§ **GIVEN INFORMATION**
========

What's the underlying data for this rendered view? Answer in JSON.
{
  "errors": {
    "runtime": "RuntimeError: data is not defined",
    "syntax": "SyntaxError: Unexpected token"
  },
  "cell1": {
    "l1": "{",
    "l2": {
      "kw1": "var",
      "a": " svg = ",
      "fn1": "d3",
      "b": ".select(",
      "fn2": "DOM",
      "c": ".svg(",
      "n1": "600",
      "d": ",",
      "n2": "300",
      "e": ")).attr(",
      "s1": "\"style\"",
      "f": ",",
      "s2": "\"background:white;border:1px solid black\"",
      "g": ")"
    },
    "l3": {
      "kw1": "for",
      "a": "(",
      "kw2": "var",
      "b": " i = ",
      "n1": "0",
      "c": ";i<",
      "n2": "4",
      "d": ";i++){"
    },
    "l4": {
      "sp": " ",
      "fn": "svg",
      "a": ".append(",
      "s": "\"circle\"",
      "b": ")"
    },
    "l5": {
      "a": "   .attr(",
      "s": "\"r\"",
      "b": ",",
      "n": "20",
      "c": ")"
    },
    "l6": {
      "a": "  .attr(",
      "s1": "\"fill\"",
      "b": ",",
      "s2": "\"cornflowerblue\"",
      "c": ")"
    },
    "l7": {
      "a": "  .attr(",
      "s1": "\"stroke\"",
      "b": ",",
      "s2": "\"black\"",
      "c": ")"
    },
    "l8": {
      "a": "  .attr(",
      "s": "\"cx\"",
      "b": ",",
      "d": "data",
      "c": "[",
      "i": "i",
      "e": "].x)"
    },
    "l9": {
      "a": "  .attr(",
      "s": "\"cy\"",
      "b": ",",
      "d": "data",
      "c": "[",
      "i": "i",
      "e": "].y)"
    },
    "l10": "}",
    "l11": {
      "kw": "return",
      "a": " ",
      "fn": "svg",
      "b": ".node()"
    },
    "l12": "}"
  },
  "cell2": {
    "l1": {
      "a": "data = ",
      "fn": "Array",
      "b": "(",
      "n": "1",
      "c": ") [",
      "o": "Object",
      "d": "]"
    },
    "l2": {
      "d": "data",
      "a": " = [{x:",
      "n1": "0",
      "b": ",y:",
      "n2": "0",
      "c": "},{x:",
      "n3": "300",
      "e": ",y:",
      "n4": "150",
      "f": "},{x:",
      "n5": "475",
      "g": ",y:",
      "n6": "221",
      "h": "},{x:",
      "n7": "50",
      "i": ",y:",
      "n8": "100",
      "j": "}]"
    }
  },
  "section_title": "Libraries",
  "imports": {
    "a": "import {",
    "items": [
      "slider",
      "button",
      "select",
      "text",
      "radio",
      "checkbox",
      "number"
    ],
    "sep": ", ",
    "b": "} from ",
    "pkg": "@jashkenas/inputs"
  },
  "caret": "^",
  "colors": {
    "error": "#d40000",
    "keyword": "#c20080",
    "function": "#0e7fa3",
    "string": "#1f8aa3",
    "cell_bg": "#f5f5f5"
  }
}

========

§ **TASK DESCRIPTION**
Give back all the data exactly as written.

§ **TASK RESPONSE**
What's the underlying data for this rendered view? Answer in JSON.
{
  "errors": {
    "runtime": "RuntimeError: data is not defined",
    "syntax": "SyntaxError: Unexpected token"
  },
  "cell1": {
    "l1": "{",
    "l2": {
      "kw1": "var",
      "a": " svg = ",
      "fn1": "d3",
      "b": ".select(",
      "fn2": "DOM",
      "c": ".svg(",
      "n1": "600",
      "d": ",",
      "n2": "300",
      "e": ")).attr(",
      "s1": "\"style\"",
      "f": ",",
      "s2": "\"background:white;border:1px solid black\"",
      "g": ")"
    },
    "l3": {
      "kw1": "for",
      "a": "(",
      "kw2": "var",
      "b": " i = ",
      "n1": "0",
      "c": ";i<",
      "n2": "4",
      "d": ";i++){"
    },
    "l4": {
      "sp": " ",
      "fn": "svg",
      "a": ".append(",
      "s": "\"circle\"",
      "b": ")"
    },
    "l5": {
      "a": "   .attr(",
      "s": "\"r\"",
      "b": ",",
      "n": "20",
      "c": ")"
    },
    "l6": {
      "a": "  .attr(",
      "s1": "\"fill\"",
      "b": ",",
      "s2": "\"cornflowerblue\"",
      "c": ")"
    },
    "l7": {
      "a": "  .attr(",
      "s1": "\"stroke\"",
      "b": ",",
      "s2": "\"black\"",
      "c": ")"
    },
    "l8": {
      "a": "  .attr(",
      "s": "\"cx\"",
      "b": ",",
      "d": "data",
      "c": "[",
      "i": "i",
      "e": "].x)"
    },
    "l9": {
      "a": "  .attr(",
      "s": "\"cy\"",
      "b": ",",
      "d": "data",
      "c": "[",
      "i": "i",
      "e": "].y)"
    },
    "l10": "}",
    "l11": {
      "kw": "return",
      "a": " ",
      "fn": "svg",
      "b": ".node()"
    },
    "l12": "}"
  },
  "cell2": {
    "l1": {
      "a": "data = ",
      "fn": "Array",
      "b": "(",
      "n": "1",
      "c": ") [",
      "o": "Object",
      "d": "]"
    },
    "l2": {
      "d": "data",
      "a": " = [{x:",
      "n1": "0",
      "b": ",y:",
      "n2": "0",
      "c": "},{x:",
      "n3": "300",
      "e": ",y:",
      "n4": "150",
      "f": "},{x:",
      "n5": "475",
      "g": ",y:",
      "n6": "221",
      "h": "},{x:",
      "n7": "50",
      "i": ",y:",
      "n8": "100",
      "j": "}]"
    }
  },
  "section_title": "Libraries",
  "imports": {
    "a": "import {",
    "items": [
      "slider",
      "button",
      "select",
      "text",
      "radio",
      "checkbox",
      "number"
    ],
    "sep": ", ",
    "b": "} from ",
    "pkg": "@jashkenas/inputs"
  },
  "caret": "^",
  "colors": {
    "error": "#d40000",
    "keyword": "#c20080",
    "function": "#0e7fa3",
    "string": "#1f8aa3",
    "cell_bg": "#f5f5f5"
  }
}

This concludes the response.